> _Data extract_
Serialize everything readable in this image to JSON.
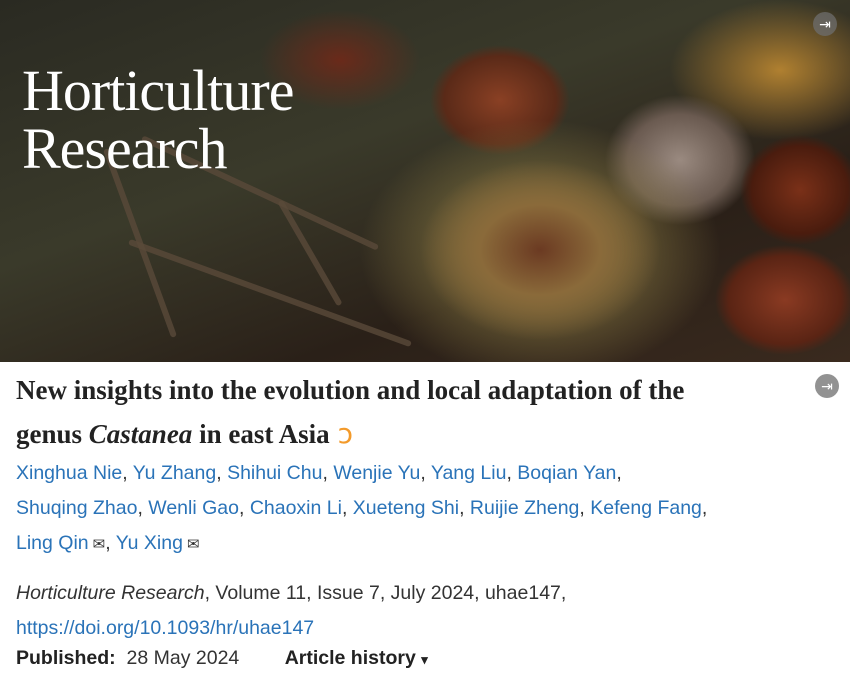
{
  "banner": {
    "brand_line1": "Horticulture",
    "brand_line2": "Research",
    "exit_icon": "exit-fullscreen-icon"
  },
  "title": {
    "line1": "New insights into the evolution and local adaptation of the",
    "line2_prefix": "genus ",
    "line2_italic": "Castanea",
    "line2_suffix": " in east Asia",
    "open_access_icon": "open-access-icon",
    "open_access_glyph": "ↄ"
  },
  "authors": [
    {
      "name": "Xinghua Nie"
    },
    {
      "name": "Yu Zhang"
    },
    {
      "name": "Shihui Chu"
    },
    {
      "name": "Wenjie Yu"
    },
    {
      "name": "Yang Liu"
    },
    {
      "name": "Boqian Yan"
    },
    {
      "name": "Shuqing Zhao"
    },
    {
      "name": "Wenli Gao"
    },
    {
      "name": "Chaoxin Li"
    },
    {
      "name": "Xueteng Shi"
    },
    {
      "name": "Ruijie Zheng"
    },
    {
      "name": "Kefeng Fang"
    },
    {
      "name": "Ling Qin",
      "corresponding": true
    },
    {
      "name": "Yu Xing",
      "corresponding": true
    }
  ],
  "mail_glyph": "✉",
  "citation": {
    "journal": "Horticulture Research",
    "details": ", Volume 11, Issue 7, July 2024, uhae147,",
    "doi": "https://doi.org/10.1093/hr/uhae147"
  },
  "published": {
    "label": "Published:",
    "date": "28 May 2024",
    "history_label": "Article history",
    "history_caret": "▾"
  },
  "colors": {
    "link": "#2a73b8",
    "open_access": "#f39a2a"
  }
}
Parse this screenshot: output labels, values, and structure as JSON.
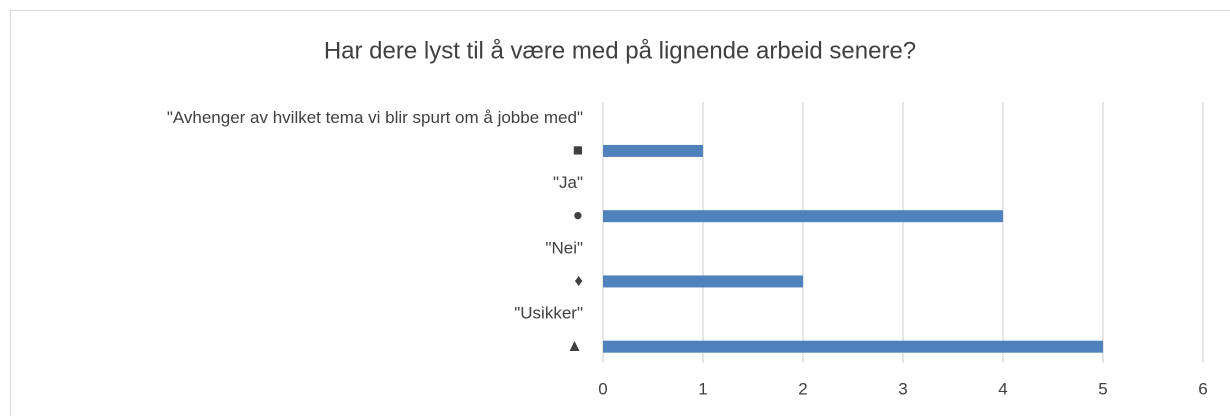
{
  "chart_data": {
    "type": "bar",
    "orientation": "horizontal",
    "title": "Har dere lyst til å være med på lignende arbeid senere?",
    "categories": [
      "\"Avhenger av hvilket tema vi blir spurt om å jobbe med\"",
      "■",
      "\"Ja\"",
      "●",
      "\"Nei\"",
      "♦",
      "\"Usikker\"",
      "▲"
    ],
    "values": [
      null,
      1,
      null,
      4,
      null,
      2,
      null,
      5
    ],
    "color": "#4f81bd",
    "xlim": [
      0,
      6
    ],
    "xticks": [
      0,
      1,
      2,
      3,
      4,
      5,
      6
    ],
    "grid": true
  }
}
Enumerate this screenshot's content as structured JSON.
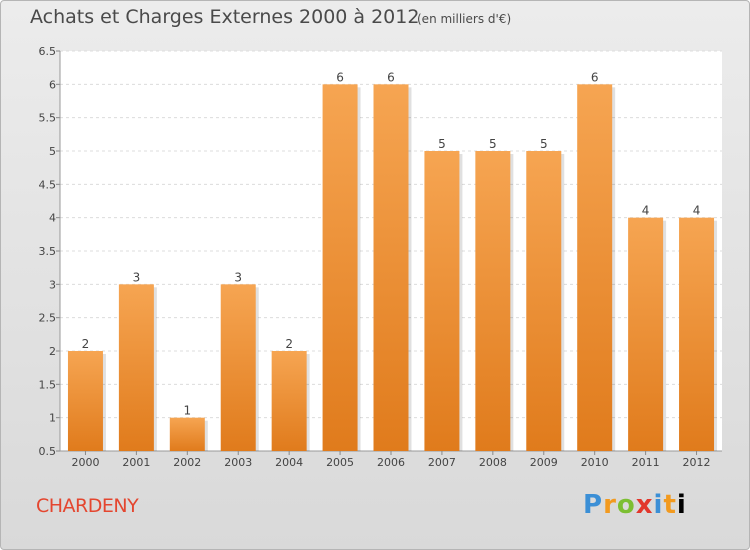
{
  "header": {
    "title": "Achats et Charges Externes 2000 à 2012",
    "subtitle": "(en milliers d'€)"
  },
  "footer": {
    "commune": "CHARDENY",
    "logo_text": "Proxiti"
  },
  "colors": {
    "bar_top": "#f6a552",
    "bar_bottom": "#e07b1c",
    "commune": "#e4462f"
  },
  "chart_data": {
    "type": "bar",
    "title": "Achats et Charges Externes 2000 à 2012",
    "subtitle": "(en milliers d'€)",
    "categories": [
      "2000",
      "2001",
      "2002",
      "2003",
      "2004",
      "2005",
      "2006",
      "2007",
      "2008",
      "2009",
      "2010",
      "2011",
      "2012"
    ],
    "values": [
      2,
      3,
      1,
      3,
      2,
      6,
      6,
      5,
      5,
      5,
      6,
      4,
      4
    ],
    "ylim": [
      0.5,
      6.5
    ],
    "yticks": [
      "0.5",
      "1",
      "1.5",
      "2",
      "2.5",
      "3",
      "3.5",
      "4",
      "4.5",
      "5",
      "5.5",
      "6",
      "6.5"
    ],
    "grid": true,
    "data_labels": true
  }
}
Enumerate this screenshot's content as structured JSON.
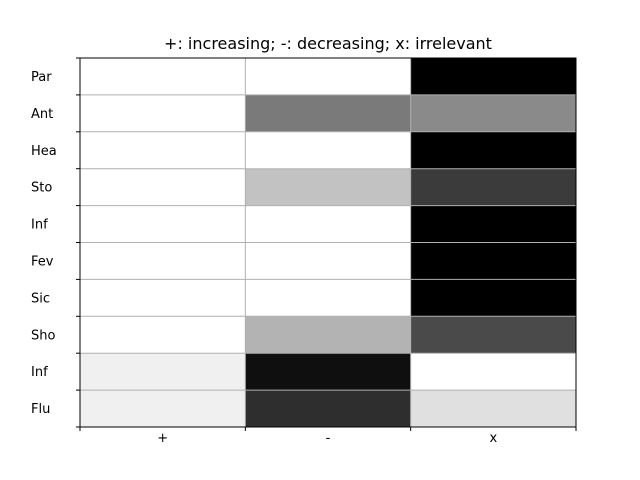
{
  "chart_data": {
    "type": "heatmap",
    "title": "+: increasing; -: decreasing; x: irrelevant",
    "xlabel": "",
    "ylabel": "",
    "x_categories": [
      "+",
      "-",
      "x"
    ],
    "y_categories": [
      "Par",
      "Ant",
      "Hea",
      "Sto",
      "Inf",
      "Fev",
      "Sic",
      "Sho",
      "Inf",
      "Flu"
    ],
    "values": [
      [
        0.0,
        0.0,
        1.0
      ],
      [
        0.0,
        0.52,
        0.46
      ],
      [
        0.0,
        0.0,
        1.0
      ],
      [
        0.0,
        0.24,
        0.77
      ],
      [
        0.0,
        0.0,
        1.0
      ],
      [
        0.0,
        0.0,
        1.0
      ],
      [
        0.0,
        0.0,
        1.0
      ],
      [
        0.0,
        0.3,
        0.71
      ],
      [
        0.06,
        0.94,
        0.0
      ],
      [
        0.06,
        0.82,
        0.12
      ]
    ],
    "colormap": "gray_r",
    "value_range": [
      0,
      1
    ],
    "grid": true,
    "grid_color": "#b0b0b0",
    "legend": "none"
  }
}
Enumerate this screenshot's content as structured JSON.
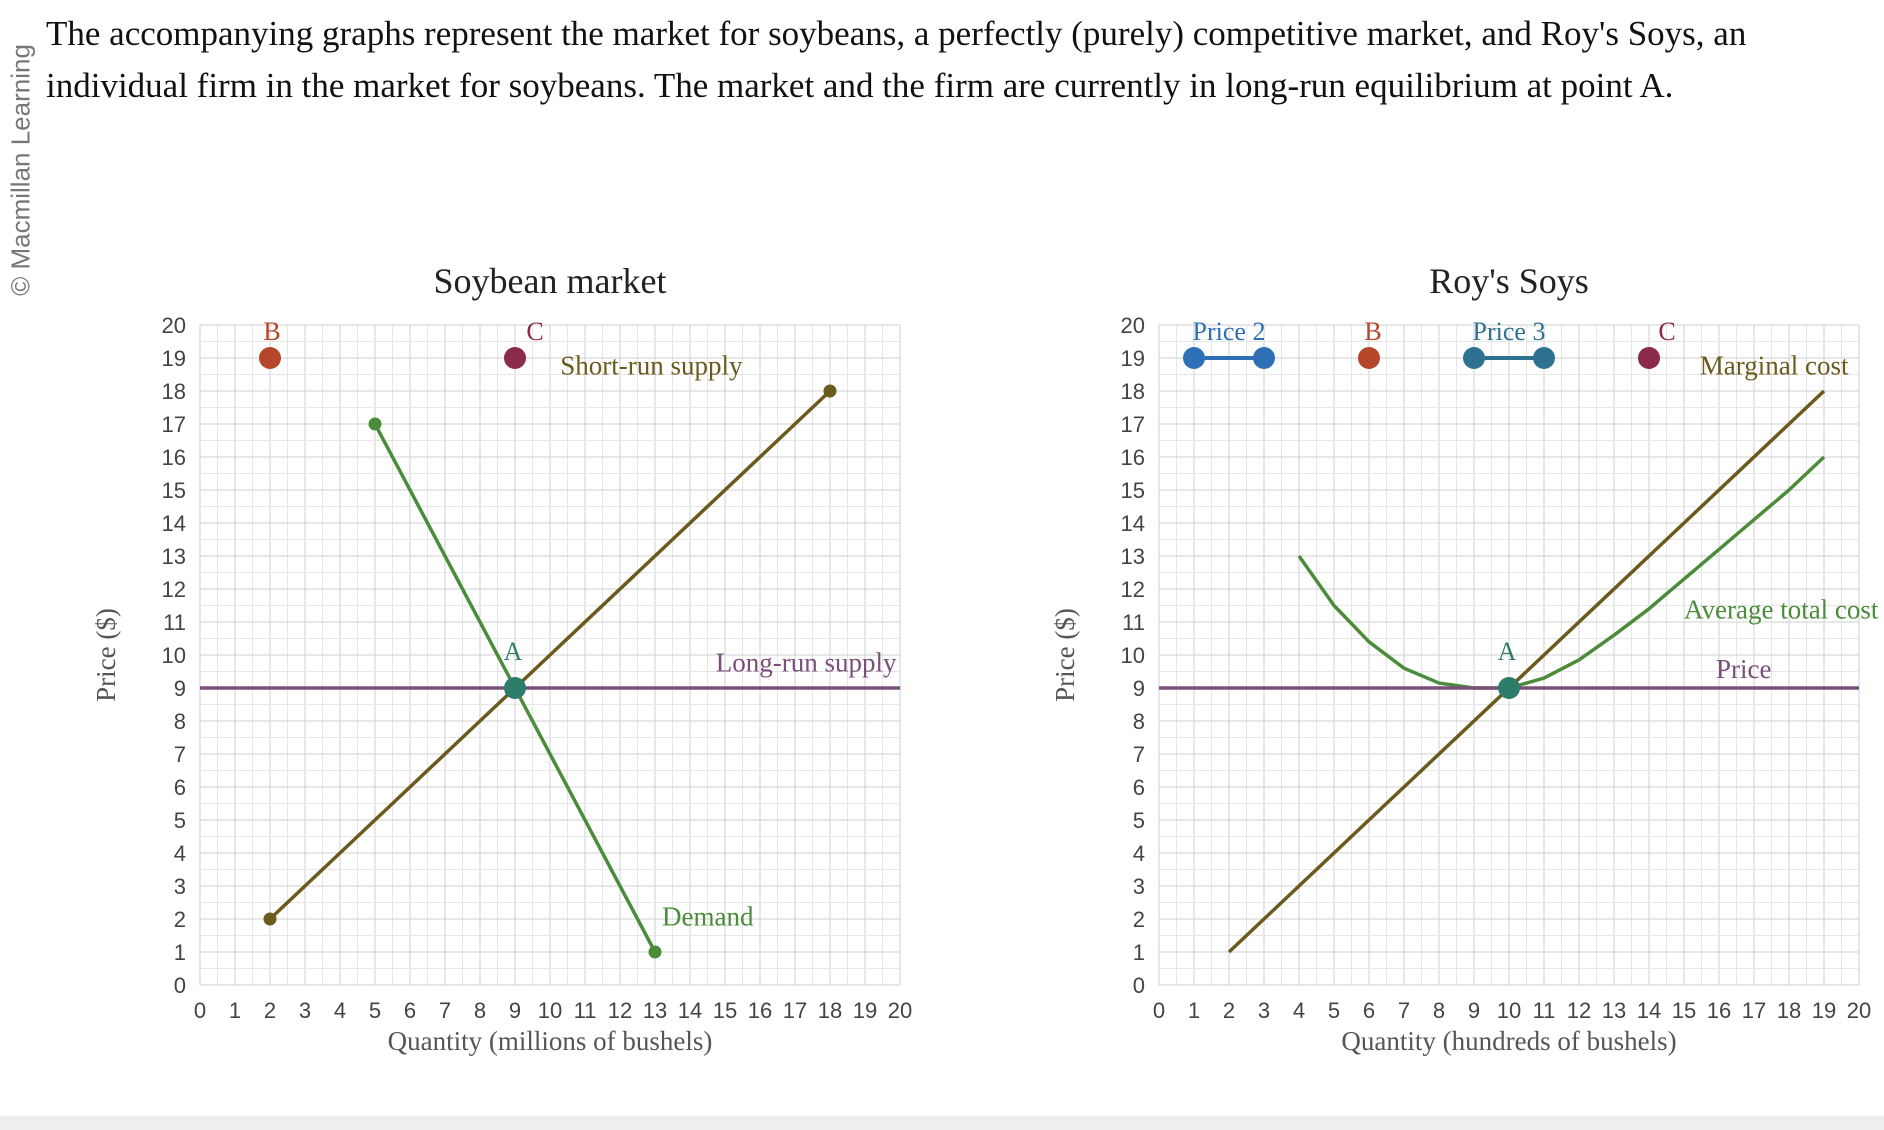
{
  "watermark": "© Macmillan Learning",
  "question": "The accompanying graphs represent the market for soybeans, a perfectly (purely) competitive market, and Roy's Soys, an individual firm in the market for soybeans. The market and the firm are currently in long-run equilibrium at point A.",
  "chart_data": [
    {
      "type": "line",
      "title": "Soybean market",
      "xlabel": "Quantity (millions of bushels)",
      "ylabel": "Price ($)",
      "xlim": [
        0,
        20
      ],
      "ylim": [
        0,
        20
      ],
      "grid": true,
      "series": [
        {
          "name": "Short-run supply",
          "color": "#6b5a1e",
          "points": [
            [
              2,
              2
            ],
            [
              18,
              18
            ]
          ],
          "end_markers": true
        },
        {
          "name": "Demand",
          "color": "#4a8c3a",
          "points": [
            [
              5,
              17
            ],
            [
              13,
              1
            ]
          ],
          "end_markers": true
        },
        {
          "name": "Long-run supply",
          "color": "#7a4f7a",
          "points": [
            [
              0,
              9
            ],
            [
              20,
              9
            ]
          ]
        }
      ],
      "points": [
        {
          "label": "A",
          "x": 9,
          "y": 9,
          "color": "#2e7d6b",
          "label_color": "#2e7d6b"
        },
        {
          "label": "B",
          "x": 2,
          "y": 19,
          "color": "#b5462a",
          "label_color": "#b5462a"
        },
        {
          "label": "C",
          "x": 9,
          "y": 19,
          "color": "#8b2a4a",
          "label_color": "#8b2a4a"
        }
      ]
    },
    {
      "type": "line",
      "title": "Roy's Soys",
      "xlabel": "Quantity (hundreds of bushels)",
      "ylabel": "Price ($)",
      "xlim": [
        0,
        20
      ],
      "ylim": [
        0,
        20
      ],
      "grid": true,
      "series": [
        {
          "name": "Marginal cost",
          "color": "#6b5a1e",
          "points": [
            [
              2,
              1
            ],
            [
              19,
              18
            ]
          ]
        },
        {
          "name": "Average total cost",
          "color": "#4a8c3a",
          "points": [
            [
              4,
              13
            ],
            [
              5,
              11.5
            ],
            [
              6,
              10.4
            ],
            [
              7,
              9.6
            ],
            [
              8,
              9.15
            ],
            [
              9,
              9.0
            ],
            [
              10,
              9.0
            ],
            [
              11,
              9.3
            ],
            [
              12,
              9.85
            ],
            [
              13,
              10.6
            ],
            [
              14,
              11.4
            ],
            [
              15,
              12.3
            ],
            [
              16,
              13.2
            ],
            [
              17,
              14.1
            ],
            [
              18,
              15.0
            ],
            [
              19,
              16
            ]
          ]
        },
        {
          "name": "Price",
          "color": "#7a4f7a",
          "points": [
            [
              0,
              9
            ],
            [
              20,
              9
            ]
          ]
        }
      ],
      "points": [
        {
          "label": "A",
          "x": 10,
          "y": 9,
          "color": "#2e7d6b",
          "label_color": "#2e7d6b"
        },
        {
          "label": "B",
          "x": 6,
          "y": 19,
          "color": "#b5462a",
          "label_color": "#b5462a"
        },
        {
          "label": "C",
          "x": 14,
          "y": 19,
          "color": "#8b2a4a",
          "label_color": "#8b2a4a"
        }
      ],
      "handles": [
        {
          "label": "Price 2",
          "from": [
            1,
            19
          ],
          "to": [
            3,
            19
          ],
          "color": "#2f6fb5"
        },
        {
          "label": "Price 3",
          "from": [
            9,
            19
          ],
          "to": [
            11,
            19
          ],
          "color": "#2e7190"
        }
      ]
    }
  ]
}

> _Task goal_
Copy each line of the preceding data that contains the string "Soys".

> _Response below_
  "question": "The accompanying graphs represent the market for soybeans, a perfectly (purely) competitive market, and Roy's Soys, an individual firm in the market for soybeans. The market and the firm are currently in long-run equilibrium at point A.",
      "title": "Roy's Soys",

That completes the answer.